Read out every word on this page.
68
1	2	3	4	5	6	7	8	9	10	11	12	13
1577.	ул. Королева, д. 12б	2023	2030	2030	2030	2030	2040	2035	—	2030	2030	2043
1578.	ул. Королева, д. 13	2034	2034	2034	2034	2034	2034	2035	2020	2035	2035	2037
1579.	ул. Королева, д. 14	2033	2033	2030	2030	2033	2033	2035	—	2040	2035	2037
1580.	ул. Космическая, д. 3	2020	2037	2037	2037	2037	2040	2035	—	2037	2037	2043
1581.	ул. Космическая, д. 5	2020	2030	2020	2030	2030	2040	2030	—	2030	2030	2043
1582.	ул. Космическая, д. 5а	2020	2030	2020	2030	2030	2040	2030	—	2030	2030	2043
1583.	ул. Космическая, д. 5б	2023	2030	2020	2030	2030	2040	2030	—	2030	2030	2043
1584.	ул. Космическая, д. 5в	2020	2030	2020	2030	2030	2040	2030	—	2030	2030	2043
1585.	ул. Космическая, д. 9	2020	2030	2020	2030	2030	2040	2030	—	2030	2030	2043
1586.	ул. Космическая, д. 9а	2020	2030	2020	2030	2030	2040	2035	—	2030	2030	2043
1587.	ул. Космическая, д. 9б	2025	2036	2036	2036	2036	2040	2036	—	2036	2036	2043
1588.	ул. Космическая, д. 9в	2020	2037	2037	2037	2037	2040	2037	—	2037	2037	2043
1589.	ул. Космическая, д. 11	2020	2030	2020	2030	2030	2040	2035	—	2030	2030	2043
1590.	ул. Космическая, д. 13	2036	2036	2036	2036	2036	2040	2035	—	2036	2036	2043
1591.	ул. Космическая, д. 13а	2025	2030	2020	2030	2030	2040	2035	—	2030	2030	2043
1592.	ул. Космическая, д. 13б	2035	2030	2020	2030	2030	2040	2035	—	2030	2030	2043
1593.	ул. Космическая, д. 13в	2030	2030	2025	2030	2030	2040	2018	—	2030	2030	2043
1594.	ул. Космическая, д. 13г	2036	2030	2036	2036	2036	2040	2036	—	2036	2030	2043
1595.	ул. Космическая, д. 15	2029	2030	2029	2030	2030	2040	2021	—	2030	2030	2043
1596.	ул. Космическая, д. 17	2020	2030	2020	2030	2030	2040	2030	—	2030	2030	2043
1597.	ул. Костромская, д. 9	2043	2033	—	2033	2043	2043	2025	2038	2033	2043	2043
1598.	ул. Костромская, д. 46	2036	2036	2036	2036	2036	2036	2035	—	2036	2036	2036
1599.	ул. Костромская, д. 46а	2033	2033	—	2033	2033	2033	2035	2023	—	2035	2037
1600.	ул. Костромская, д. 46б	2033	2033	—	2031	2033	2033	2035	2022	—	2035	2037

§ What is required
In the entries above, find every line holding the word "Королева" and copy it out.

§ Written response
1577.	ул. Королева, д. 12б	2023	2030	2030	2030	2030	2040	2035	—	2030	2030	2043
1578.	ул. Королева, д. 13	2034	2034	2034	2034	2034	2034	2035	2020	2035	2035	2037
1579.	ул. Королева, д. 14	2033	2033	2030	2030	2033	2033	2035	—	2040	2035	2037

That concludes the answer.